- GIVEN EXERCISE
Review the listing and copy each line that holds the word "的高分子化合物用碘蒸气处理".

[Records from a collection]
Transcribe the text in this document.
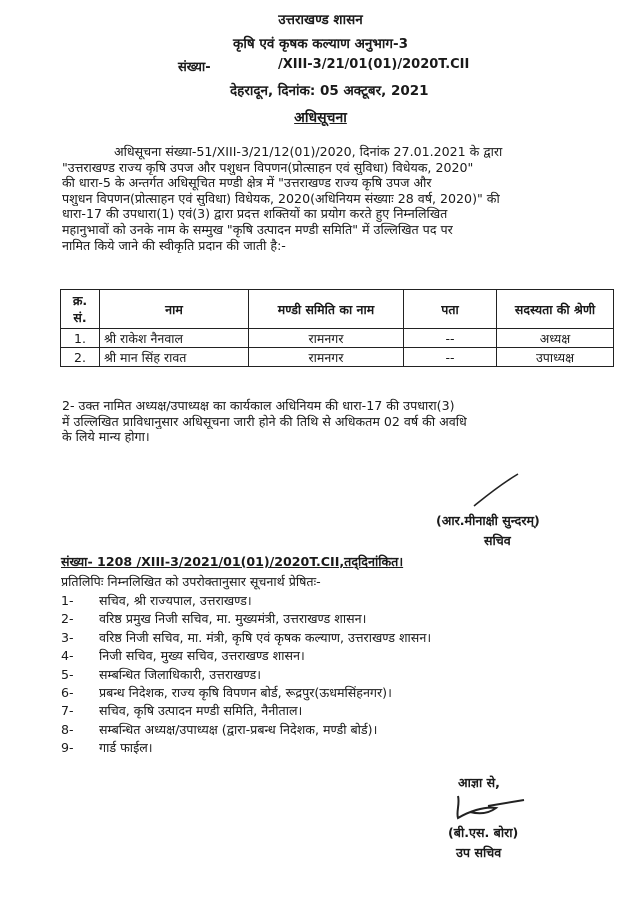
उत्तराखण्ड शासन
कृषि एवं कृषक कल्याण अनुभाग-3
संख्या-	/XIII-3/21/01(01)/2020T.CII
देहरादून, दिनांक: 05 अक्टूबर, 2021
अधिसूचना
अधिसूचना संख्या-51/XIII-3/21/12(01)/2020, दिनांक 27.01.2021 के द्वारा
"उत्तराखण्ड राज्य कृषि उपज और पशुधन विपणन(प्रोत्साहन एवं सुविधा) विधेयक, 2020"
की धारा-5 के अन्तर्गत अधिसूचित मण्डी क्षेत्र में "उत्तराखण्ड राज्य कृषि उपज और
पशुधन विपणन(प्रोत्साहन एवं सुविधा) विधेयक, 2020(अधिनियम संख्याः 28 वर्ष, 2020)" की
धारा-17 की उपधारा(1) एवं(3) द्वारा प्रदत्त शक्तियों का प्रयोग करते हुए निम्नलिखित
महानुभावों को उनके नाम के सम्मुख "कृषि उत्पादन मण्डी समिति" में उल्लिखित पद पर
नामित किये जाने की स्वीकृति प्रदान की जाती है:-
क्र. सं.	नाम	मण्डी समिति का नाम	पता	सदस्यता की श्रेणी
1.	श्री राकेश नैनवाल	रामनगर	--	अध्यक्ष
2.	श्री मान सिंह रावत	रामनगर	--	उपाध्यक्ष
2- उक्त नामित अध्यक्ष/उपाध्यक्ष का कार्यकाल अधिनियम की धारा-17 की उपधारा(3)
में उल्लिखित प्राविधानुसार अधिसूचना जारी होने की तिथि से अधिकतम 02 वर्ष की अवधि
के लिये मान्य होगा।
(आर.मीनाक्षी सुन्दरम्)
सचिव
संख्या- 1208 /XIII-3/2021/01(01)/2020T.CII,तद्‌दिनांकित।
प्रतिलिपिः निम्नलिखित को उपरोक्तानुसार सूचनार्थ प्रेषितः-
1-	सचिव, श्री राज्यपाल, उत्तराखण्ड।
2-	वरिष्ठ प्रमुख निजी सचिव, मा. मुख्यमंत्री, उत्तराखण्ड शासन।
3-	वरिष्ठ निजी सचिव, मा. मंत्री, कृषि एवं कृषक कल्याण, उत्तराखण्ड शासन।
4-	निजी सचिव, मुख्य सचिव, उत्तराखण्ड शासन।
5-	सम्बन्धित जिलाधिकारी, उत्तराखण्ड।
6-	प्रबन्ध निदेशक, राज्य कृषि विपणन बोर्ड, रूद्रपुर(ऊधमसिंहनगर)।
7-	सचिव, कृषि उत्पादन मण्डी समिति, नैनीताल।
8-	सम्बन्धित अध्यक्ष/उपाध्यक्ष (द्वारा-प्रबन्ध निदेशक, मण्डी बोर्ड)।
9-	गार्ड फाईल।
आज्ञा से,
(बी.एस. बोरा)
उप सचिव
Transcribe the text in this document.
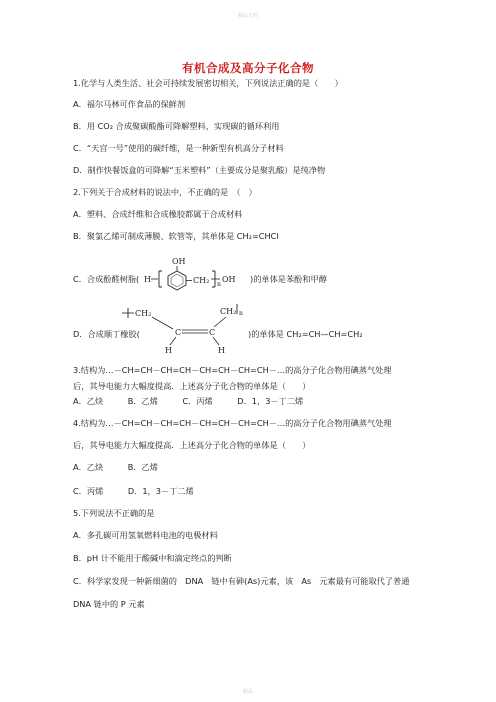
精品文档
有机合成及高分子化合物
1.化学与人类生活、社会可持续发展密切相关，下列说法正确的是（　　）
A．福尔马林可作食品的保鲜剂
B．用 CO₂ 合成聚碳酸酯可降解塑料，实现碳的循环利用
C．“天宫一号”使用的碳纤维，是一种新型有机高分子材料
D．制作快餐饭盒的可降解“玉米塑料”（主要成分是聚乳酸）是纯净物
2.下列关于合成材料的说法中，不正确的是　（　）
A．塑料、合成纤维和合成橡胶都属于合成材料
B．聚氯乙烯可制成薄膜、软管等，其单体是 CH₂=CHCl
C．合成酚醛树脂(
OH
H	CH₂ n
OH )的单体是苯酚和甲醇
D．合成顺丁橡胶(
CH₂
C	C
CH₂ n
H	H
)的单体是 CH₂=CH—CH=CH₂
3.结构为…－CH=CH－CH=CH－CH=CH－CH=CH－…的高分子化合物用碘蒸气处理
后，其导电能力大幅度提高．上述高分子化合物的单体是（　　）
A．乙炔　　　B．乙烯　　　C．丙烯　　　D．1，3－丁二烯
4.结构为…－CH=CH－CH=CH－CH=CH－CH=CH－…的高分子化合物用碘蒸气处理
后，其导电能力大幅度提高．上述高分子化合物的单体是（　　）
A．乙炔　　　B．乙烯
C．丙烯　　　D．1，3－丁二烯
5.下列说法不正确的是
A．多孔碳可用氢氧燃料电池的电极材料
B．pH 计不能用于酸碱中和滴定终点的判断
C．科学家发现一种新细菌的　DNA　链中有砷(As)元素，该　As　元素最有可能取代了普通
DNA 链中的 P 元素
精品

- COMPLETE RESPONSE
3.结构为…－CH=CH－CH=CH－CH=CH－CH=CH－…的高分子化合物用碘蒸气处理
4.结构为…－CH=CH－CH=CH－CH=CH－CH=CH－…的高分子化合物用碘蒸气处理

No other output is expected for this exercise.